** BEGIN Information given **

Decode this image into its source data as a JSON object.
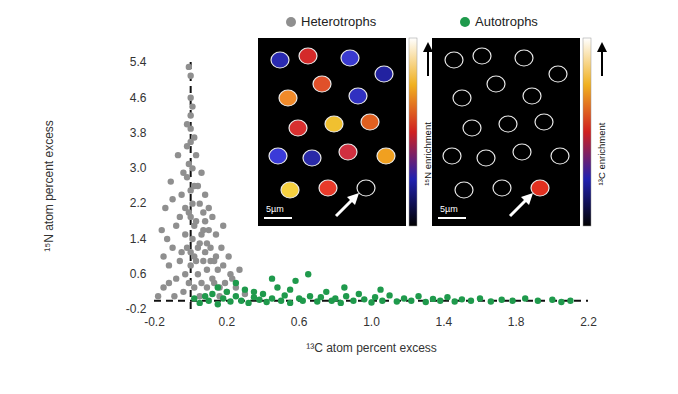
{
  "chart_data": {
    "type": "scatter",
    "x_label": "¹³C atom percent excess",
    "y_label": "¹⁵N atom percent excess",
    "xlim": [
      -0.2,
      2.2
    ],
    "ylim": [
      -0.2,
      5.4
    ],
    "xticks": [
      -0.2,
      0.2,
      0.6,
      {
        "value": 1,
        "label": "1.0"
      },
      1.4,
      1.8,
      2.2
    ],
    "yticks": [
      -0.2,
      0.6,
      1.4,
      2.2,
      {
        "value": 3,
        "label": "3.0"
      },
      3.8,
      4.6,
      5.4
    ],
    "grid": false,
    "legend": "top",
    "reference_lines": [
      {
        "axis": "x",
        "value": 0,
        "line_style": "dashed"
      },
      {
        "axis": "y",
        "value": 0,
        "line_style": "dashed"
      }
    ],
    "series": [
      {
        "name": "Heterotrophs",
        "color": "#8f8f8f",
        "marker": "circle",
        "x": [
          -0.15,
          -0.12,
          -0.1,
          -0.08,
          -0.06,
          -0.05,
          -0.04,
          -0.03,
          -0.02,
          -0.01,
          0.0,
          0.0,
          0.0,
          0.01,
          0.02,
          0.03,
          0.04,
          0.05,
          0.06,
          0.07,
          0.08,
          0.09,
          0.1,
          0.12,
          0.14,
          0.16,
          0.18,
          0.2,
          0.22,
          0.25,
          0.3,
          -0.18,
          -0.16,
          -0.14,
          -0.13,
          -0.11,
          -0.09,
          -0.07,
          -0.06,
          -0.05,
          -0.04,
          -0.03,
          -0.02,
          -0.02,
          -0.01,
          -0.01,
          0.0,
          0.0,
          0.0,
          0.0,
          0.01,
          0.01,
          0.02,
          0.02,
          0.03,
          0.03,
          0.04,
          0.04,
          0.05,
          0.05,
          0.06,
          0.06,
          0.07,
          0.08,
          0.08,
          0.09,
          0.1,
          0.11,
          0.11,
          0.12,
          0.13,
          0.14,
          0.15,
          0.17,
          0.19,
          0.21,
          0.23,
          0.27,
          -0.1,
          -0.08,
          -0.12,
          -0.15,
          0.0,
          0.0,
          -0.03,
          0.02,
          0.07,
          0.09,
          0.13,
          0.16,
          0.18,
          -0.02,
          0.01,
          -0.01,
          0.02
        ],
        "values": [
          0.3,
          0.8,
          1.2,
          0.5,
          1.9,
          2.4,
          0.2,
          1.5,
          2.8,
          3.1,
          3.6,
          4.2,
          5.1,
          2.2,
          1.7,
          0.9,
          2.6,
          1.3,
          0.4,
          2.0,
          1.1,
          0.7,
          1.6,
          0.5,
          1.0,
          0.3,
          0.8,
          0.2,
          0.6,
          0.3,
          0.15,
          0.1,
          1.6,
          2.1,
          1.4,
          2.7,
          0.1,
          3.3,
          0.9,
          1.1,
          2.9,
          0.6,
          3.5,
          1.2,
          0.4,
          2.0,
          0.8,
          2.5,
          3.9,
          4.6,
          1.4,
          3.0,
          0.3,
          2.6,
          1.8,
          3.3,
          0.6,
          1.2,
          2.2,
          0.1,
          1.5,
          2.9,
          0.9,
          1.8,
          2.4,
          0.3,
          2.1,
          1.2,
          0.9,
          1.9,
          0.4,
          1.5,
          0.7,
          1.2,
          0.4,
          1.0,
          0.5,
          0.7,
          2.3,
          1.7,
          0.4,
          1.0,
          1.1,
          1.9,
          2.1,
          1.0,
          1.6,
          1.3,
          0.9,
          0.1,
          1.7,
          4.0,
          4.4,
          5.3,
          3.7
        ]
      },
      {
        "name": "Autotrophs",
        "color": "#1f9a4c",
        "marker": "circle",
        "x": [
          0.02,
          0.05,
          0.08,
          0.1,
          0.12,
          0.15,
          0.18,
          0.2,
          0.22,
          0.25,
          0.28,
          0.3,
          0.32,
          0.35,
          0.38,
          0.4,
          0.42,
          0.45,
          0.48,
          0.5,
          0.52,
          0.55,
          0.58,
          0.6,
          0.62,
          0.65,
          0.66,
          0.7,
          0.72,
          0.75,
          0.78,
          0.8,
          0.83,
          0.86,
          0.9,
          0.93,
          0.96,
          1.0,
          1.02,
          1.06,
          1.1,
          1.14,
          1.18,
          1.22,
          1.26,
          1.3,
          1.34,
          1.38,
          1.42,
          1.46,
          1.5,
          1.55,
          1.6,
          1.66,
          1.72,
          1.78,
          1.85,
          1.92,
          2.0,
          2.05,
          2.1,
          0.15,
          0.25,
          0.45,
          0.35,
          0.55,
          0.85,
          1.05
        ],
        "values": [
          0.05,
          -0.05,
          0.1,
          0.0,
          0.15,
          -0.08,
          0.05,
          0.2,
          -0.02,
          0.1,
          0.0,
          0.25,
          -0.05,
          0.08,
          0.02,
          0.15,
          -0.03,
          0.05,
          0.3,
          0.0,
          0.12,
          -0.05,
          0.45,
          0.05,
          0.0,
          0.6,
          0.1,
          -0.02,
          0.08,
          0.2,
          0.0,
          0.05,
          -0.05,
          0.1,
          0.0,
          0.15,
          0.03,
          -0.04,
          0.08,
          0.0,
          0.12,
          -0.02,
          0.05,
          0.0,
          0.1,
          -0.03,
          0.04,
          0.0,
          0.08,
          -0.02,
          0.03,
          0.0,
          0.05,
          -0.02,
          0.02,
          0.0,
          0.05,
          0.0,
          0.02,
          -0.03,
          0.0,
          0.3,
          0.4,
          0.5,
          0.2,
          0.25,
          0.3,
          0.25
        ]
      }
    ],
    "insets": [
      {
        "series": "Heterotrophs",
        "colorbar_label": "¹⁵N enrichment",
        "scale_bar": "5µm"
      },
      {
        "series": "Autotrophs",
        "colorbar_label": "¹³C enrichment",
        "scale_bar": "5µm"
      }
    ]
  }
}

** END Information given **

Copy every line of the material in which the word "name" occurs.

__Exercise result__
        "name": "Heterotrophs",
        "name": "Autotrophs",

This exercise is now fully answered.